Make an exact copy of the records, with the images left out.

## BEGIN

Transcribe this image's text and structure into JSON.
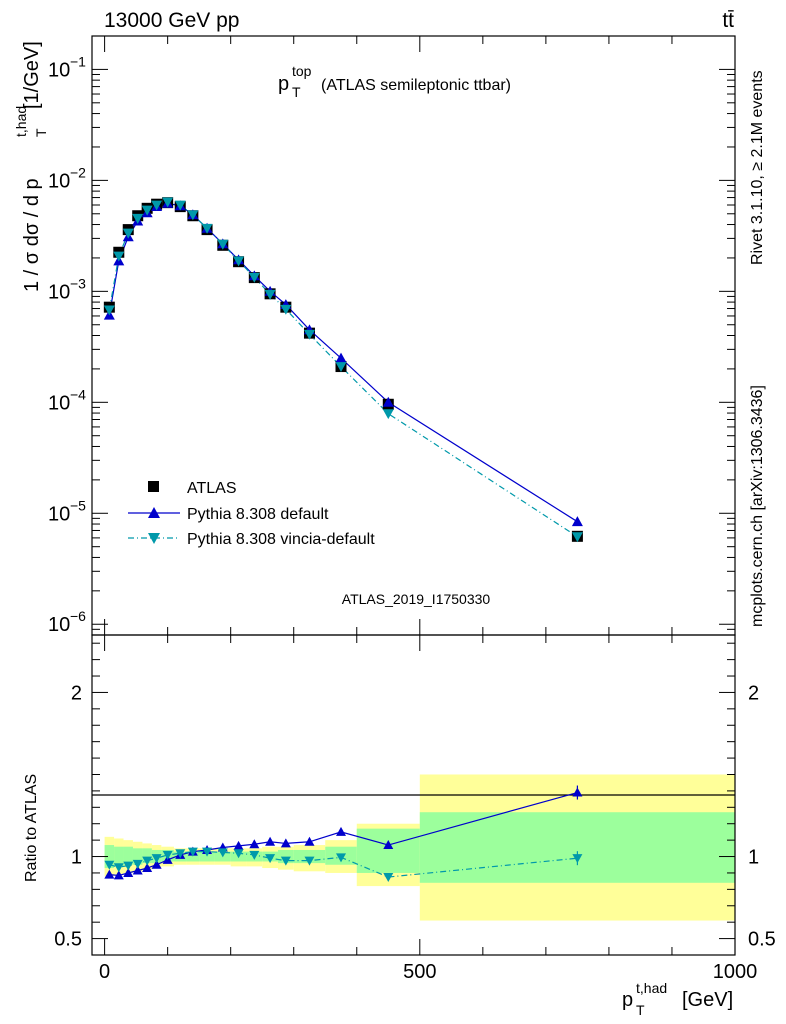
{
  "header": {
    "left_label": "13000 GeV pp",
    "right_label": "tt̄"
  },
  "side_labels": {
    "rivet": "Rivet 3.1.10, ≥ 2.1M events",
    "mcplots": "mcplots.cern.ch [arXiv:1306.3436]"
  },
  "chart_data": {
    "type": "line",
    "title_main": "p",
    "title_sup": "top",
    "title_sub": "T",
    "title_rest": "(ATLAS semileptonic ttbar)",
    "analysis_label": "ATLAS_2019_I1750330",
    "x_axis": {
      "label_main": "p",
      "label_sup": "t,had",
      "label_sub": "T",
      "label_unit": "[GeV]",
      "range": [
        -20,
        1000
      ],
      "ticks": [
        0,
        500,
        1000
      ],
      "tick_labels": [
        "0",
        "500",
        "1000"
      ]
    },
    "main_panel": {
      "ylabel_prefix": "1 / σ dσ / d p",
      "ylabel_sup": "t,had",
      "ylabel_sub": "T",
      "ylabel_unit": "[1/GeV]",
      "yscale": "log",
      "ylim": [
        8e-07,
        0.2
      ],
      "ytick_exponents": [
        -6,
        -5,
        -4,
        -3,
        -2,
        -1
      ],
      "ytick_base": "10"
    },
    "ratio_panel": {
      "ylabel": "Ratio to ATLAS",
      "ylim": [
        0.4,
        2.35
      ],
      "ticks": [
        0.5,
        1,
        2
      ],
      "tick_labels": [
        "0.5",
        "1",
        "2"
      ]
    },
    "legend": [
      {
        "name": "ATLAS",
        "marker": "square",
        "color": "#000000"
      },
      {
        "name": "Pythia 8.308 default",
        "marker": "triangle-up",
        "color": "#0000cc"
      },
      {
        "name": "Pythia 8.308 vincia-default",
        "marker": "triangle-down",
        "color": "#0099aa"
      }
    ],
    "bins": [
      {
        "lo": 0,
        "hi": 15,
        "x": 7.5,
        "y": 0.00072,
        "default": 0.00061,
        "vincia": 0.00068,
        "band_in": [
          0.93,
          1.07
        ],
        "band_out": [
          0.88,
          1.12
        ]
      },
      {
        "lo": 15,
        "hi": 30,
        "x": 22.5,
        "y": 0.00225,
        "default": 0.00188,
        "vincia": 0.00208,
        "band_in": [
          0.94,
          1.06
        ],
        "band_out": [
          0.89,
          1.11
        ]
      },
      {
        "lo": 30,
        "hi": 45,
        "x": 37.5,
        "y": 0.0036,
        "default": 0.0031,
        "vincia": 0.00335,
        "band_in": [
          0.95,
          1.06
        ],
        "band_out": [
          0.9,
          1.1
        ]
      },
      {
        "lo": 45,
        "hi": 60,
        "x": 52.5,
        "y": 0.0048,
        "default": 0.0043,
        "vincia": 0.00455,
        "band_in": [
          0.95,
          1.05
        ],
        "band_out": [
          0.91,
          1.09
        ]
      },
      {
        "lo": 60,
        "hi": 75,
        "x": 67.5,
        "y": 0.0056,
        "default": 0.0051,
        "vincia": 0.0054,
        "band_in": [
          0.96,
          1.05
        ],
        "band_out": [
          0.92,
          1.08
        ]
      },
      {
        "lo": 75,
        "hi": 90,
        "x": 82.5,
        "y": 0.0061,
        "default": 0.0058,
        "vincia": 0.006,
        "band_in": [
          0.96,
          1.04
        ],
        "band_out": [
          0.93,
          1.07
        ]
      },
      {
        "lo": 90,
        "hi": 110,
        "x": 100,
        "y": 0.0063,
        "default": 0.0062,
        "vincia": 0.0064,
        "band_in": [
          0.97,
          1.04
        ],
        "band_out": [
          0.94,
          1.06
        ]
      },
      {
        "lo": 110,
        "hi": 130,
        "x": 120,
        "y": 0.0058,
        "default": 0.0059,
        "vincia": 0.006,
        "band_in": [
          0.97,
          1.03
        ],
        "band_out": [
          0.95,
          1.05
        ]
      },
      {
        "lo": 130,
        "hi": 150,
        "x": 140,
        "y": 0.0048,
        "default": 0.0049,
        "vincia": 0.0049,
        "band_in": [
          0.97,
          1.03
        ],
        "band_out": [
          0.95,
          1.05
        ]
      },
      {
        "lo": 150,
        "hi": 175,
        "x": 162.5,
        "y": 0.0036,
        "default": 0.0037,
        "vincia": 0.0037,
        "band_in": [
          0.97,
          1.03
        ],
        "band_out": [
          0.95,
          1.05
        ]
      },
      {
        "lo": 175,
        "hi": 200,
        "x": 187.5,
        "y": 0.0026,
        "default": 0.00268,
        "vincia": 0.00266,
        "band_in": [
          0.97,
          1.03
        ],
        "band_out": [
          0.95,
          1.05
        ]
      },
      {
        "lo": 200,
        "hi": 225,
        "x": 212.5,
        "y": 0.00185,
        "default": 0.00192,
        "vincia": 0.00188,
        "band_in": [
          0.97,
          1.03
        ],
        "band_out": [
          0.94,
          1.05
        ]
      },
      {
        "lo": 225,
        "hi": 250,
        "x": 237.5,
        "y": 0.00133,
        "default": 0.00138,
        "vincia": 0.00134,
        "band_in": [
          0.97,
          1.03
        ],
        "band_out": [
          0.94,
          1.05
        ]
      },
      {
        "lo": 250,
        "hi": 275,
        "x": 262.5,
        "y": 0.00095,
        "default": 0.001,
        "vincia": 0.00094,
        "band_in": [
          0.97,
          1.03
        ],
        "band_out": [
          0.93,
          1.06
        ]
      },
      {
        "lo": 275,
        "hi": 300,
        "x": 287.5,
        "y": 0.00072,
        "default": 0.00076,
        "vincia": 0.00069,
        "band_in": [
          0.96,
          1.04
        ],
        "band_out": [
          0.92,
          1.06
        ]
      },
      {
        "lo": 300,
        "hi": 350,
        "x": 325,
        "y": 0.00042,
        "default": 0.00045,
        "vincia": 0.00041,
        "band_in": [
          0.96,
          1.04
        ],
        "band_out": [
          0.91,
          1.07
        ]
      },
      {
        "lo": 350,
        "hi": 400,
        "x": 375,
        "y": 0.00021,
        "default": 0.00025,
        "vincia": 0.00021,
        "band_in": [
          0.95,
          1.06
        ],
        "band_out": [
          0.9,
          1.1
        ]
      },
      {
        "lo": 400,
        "hi": 500,
        "x": 450,
        "y": 9.6e-05,
        "default": 0.0001,
        "vincia": 7.9e-05,
        "band_in": [
          0.9,
          1.17
        ],
        "band_out": [
          0.82,
          1.2
        ]
      },
      {
        "lo": 500,
        "hi": 1000,
        "x": 750,
        "y": 6.2e-06,
        "default": 8.4e-06,
        "vincia": 6.15e-06,
        "band_in": [
          0.84,
          1.27
        ],
        "band_out": [
          0.61,
          1.5
        ]
      }
    ],
    "ratio_default": [
      0.89,
      0.885,
      0.9,
      0.915,
      0.93,
      0.95,
      0.98,
      1.01,
      1.03,
      1.04,
      1.055,
      1.065,
      1.075,
      1.09,
      1.08,
      1.09,
      1.15,
      1.07,
      1.39
    ],
    "ratio_vincia": [
      0.95,
      0.935,
      0.945,
      0.955,
      0.975,
      0.99,
      1.01,
      1.02,
      1.03,
      1.03,
      1.025,
      1.02,
      1.01,
      0.99,
      0.975,
      0.975,
      0.995,
      0.875,
      0.99
    ]
  },
  "colors": {
    "band_inner": "#9cff9c",
    "band_outer": "#ffff99",
    "data": "#000000",
    "default": "#0000cc",
    "vincia": "#0099aa",
    "analysis_label": "#9a9a9a",
    "side_label": "#808080"
  }
}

## END

- _EXERCISE ANSWER_
Transcribe this image's text and structure into JSON.
{
  "header": {
    "left_label": "13000 GeV pp",
    "right_label": "tt̄"
  },
  "side_labels": {
    "rivet": "Rivet 3.1.10, ≥ 2.1M events",
    "mcplots": "mcplots.cern.ch [arXiv:1306.3436]"
  },
  "chart_data": {
    "type": "line",
    "title_main": "p",
    "title_sup": "top",
    "title_sub": "T",
    "title_rest": "(ATLAS semileptonic ttbar)",
    "analysis_label": "ATLAS_2019_I1750330",
    "x_axis": {
      "label_main": "p",
      "label_sup": "t,had",
      "label_sub": "T",
      "label_unit": "[GeV]",
      "range": [
        -20,
        1000
      ],
      "ticks": [
        0,
        500,
        1000
      ],
      "tick_labels": [
        "0",
        "500",
        "1000"
      ]
    },
    "main_panel": {
      "ylabel_prefix": "1 / σ dσ / d p",
      "ylabel_sup": "t,had",
      "ylabel_sub": "T",
      "ylabel_unit": "[1/GeV]",
      "yscale": "log",
      "ylim": [
        8e-07,
        0.2
      ],
      "ytick_exponents": [
        -6,
        -5,
        -4,
        -3,
        -2,
        -1
      ],
      "ytick_base": "10"
    },
    "ratio_panel": {
      "ylabel": "Ratio to ATLAS",
      "ylim": [
        0.4,
        2.35
      ],
      "ticks": [
        0.5,
        1,
        2
      ],
      "tick_labels": [
        "0.5",
        "1",
        "2"
      ]
    },
    "legend": [
      {
        "name": "ATLAS",
        "marker": "square",
        "color": "#000000"
      },
      {
        "name": "Pythia 8.308 default",
        "marker": "triangle-up",
        "color": "#0000cc"
      },
      {
        "name": "Pythia 8.308 vincia-default",
        "marker": "triangle-down",
        "color": "#0099aa"
      }
    ],
    "bins": [
      {
        "lo": 0,
        "hi": 15,
        "x": 7.5,
        "y": 0.00072,
        "default": 0.00061,
        "vincia": 0.00068,
        "band_in": [
          0.93,
          1.07
        ],
        "band_out": [
          0.88,
          1.12
        ]
      },
      {
        "lo": 15,
        "hi": 30,
        "x": 22.5,
        "y": 0.00225,
        "default": 0.00188,
        "vincia": 0.00208,
        "band_in": [
          0.94,
          1.06
        ],
        "band_out": [
          0.89,
          1.11
        ]
      },
      {
        "lo": 30,
        "hi": 45,
        "x": 37.5,
        "y": 0.0036,
        "default": 0.0031,
        "vincia": 0.00335,
        "band_in": [
          0.95,
          1.06
        ],
        "band_out": [
          0.9,
          1.1
        ]
      },
      {
        "lo": 45,
        "hi": 60,
        "x": 52.5,
        "y": 0.0048,
        "default": 0.0043,
        "vincia": 0.00455,
        "band_in": [
          0.95,
          1.05
        ],
        "band_out": [
          0.91,
          1.09
        ]
      },
      {
        "lo": 60,
        "hi": 75,
        "x": 67.5,
        "y": 0.0056,
        "default": 0.0051,
        "vincia": 0.0054,
        "band_in": [
          0.96,
          1.05
        ],
        "band_out": [
          0.92,
          1.08
        ]
      },
      {
        "lo": 75,
        "hi": 90,
        "x": 82.5,
        "y": 0.0061,
        "default": 0.0058,
        "vincia": 0.006,
        "band_in": [
          0.96,
          1.04
        ],
        "band_out": [
          0.93,
          1.07
        ]
      },
      {
        "lo": 90,
        "hi": 110,
        "x": 100,
        "y": 0.0063,
        "default": 0.0062,
        "vincia": 0.0064,
        "band_in": [
          0.97,
          1.04
        ],
        "band_out": [
          0.94,
          1.06
        ]
      },
      {
        "lo": 110,
        "hi": 130,
        "x": 120,
        "y": 0.0058,
        "default": 0.0059,
        "vincia": 0.006,
        "band_in": [
          0.97,
          1.03
        ],
        "band_out": [
          0.95,
          1.05
        ]
      },
      {
        "lo": 130,
        "hi": 150,
        "x": 140,
        "y": 0.0048,
        "default": 0.0049,
        "vincia": 0.0049,
        "band_in": [
          0.97,
          1.03
        ],
        "band_out": [
          0.95,
          1.05
        ]
      },
      {
        "lo": 150,
        "hi": 175,
        "x": 162.5,
        "y": 0.0036,
        "default": 0.0037,
        "vincia": 0.0037,
        "band_in": [
          0.97,
          1.03
        ],
        "band_out": [
          0.95,
          1.05
        ]
      },
      {
        "lo": 175,
        "hi": 200,
        "x": 187.5,
        "y": 0.0026,
        "default": 0.00268,
        "vincia": 0.00266,
        "band_in": [
          0.97,
          1.03
        ],
        "band_out": [
          0.95,
          1.05
        ]
      },
      {
        "lo": 200,
        "hi": 225,
        "x": 212.5,
        "y": 0.00185,
        "default": 0.00192,
        "vincia": 0.00188,
        "band_in": [
          0.97,
          1.03
        ],
        "band_out": [
          0.94,
          1.05
        ]
      },
      {
        "lo": 225,
        "hi": 250,
        "x": 237.5,
        "y": 0.00133,
        "default": 0.00138,
        "vincia": 0.00134,
        "band_in": [
          0.97,
          1.03
        ],
        "band_out": [
          0.94,
          1.05
        ]
      },
      {
        "lo": 250,
        "hi": 275,
        "x": 262.5,
        "y": 0.00095,
        "default": 0.001,
        "vincia": 0.00094,
        "band_in": [
          0.97,
          1.03
        ],
        "band_out": [
          0.93,
          1.06
        ]
      },
      {
        "lo": 275,
        "hi": 300,
        "x": 287.5,
        "y": 0.00072,
        "default": 0.00076,
        "vincia": 0.00069,
        "band_in": [
          0.96,
          1.04
        ],
        "band_out": [
          0.92,
          1.06
        ]
      },
      {
        "lo": 300,
        "hi": 350,
        "x": 325,
        "y": 0.00042,
        "default": 0.00045,
        "vincia": 0.00041,
        "band_in": [
          0.96,
          1.04
        ],
        "band_out": [
          0.91,
          1.07
        ]
      },
      {
        "lo": 350,
        "hi": 400,
        "x": 375,
        "y": 0.00021,
        "default": 0.00025,
        "vincia": 0.00021,
        "band_in": [
          0.95,
          1.06
        ],
        "band_out": [
          0.9,
          1.1
        ]
      },
      {
        "lo": 400,
        "hi": 500,
        "x": 450,
        "y": 9.6e-05,
        "default": 0.0001,
        "vincia": 7.9e-05,
        "band_in": [
          0.9,
          1.17
        ],
        "band_out": [
          0.82,
          1.2
        ]
      },
      {
        "lo": 500,
        "hi": 1000,
        "x": 750,
        "y": 6.2e-06,
        "default": 8.4e-06,
        "vincia": 6.15e-06,
        "band_in": [
          0.84,
          1.27
        ],
        "band_out": [
          0.61,
          1.5
        ]
      }
    ],
    "ratio_default": [
      0.89,
      0.885,
      0.9,
      0.915,
      0.93,
      0.95,
      0.98,
      1.01,
      1.03,
      1.04,
      1.055,
      1.065,
      1.075,
      1.09,
      1.08,
      1.09,
      1.15,
      1.07,
      1.39
    ],
    "ratio_vincia": [
      0.95,
      0.935,
      0.945,
      0.955,
      0.975,
      0.99,
      1.01,
      1.02,
      1.03,
      1.03,
      1.025,
      1.02,
      1.01,
      0.99,
      0.975,
      0.975,
      0.995,
      0.875,
      0.99
    ]
  },
  "colors": {
    "band_inner": "#9cff9c",
    "band_outer": "#ffff99",
    "data": "#000000",
    "default": "#0000cc",
    "vincia": "#0099aa",
    "analysis_label": "#9a9a9a",
    "side_label": "#808080"
  }
}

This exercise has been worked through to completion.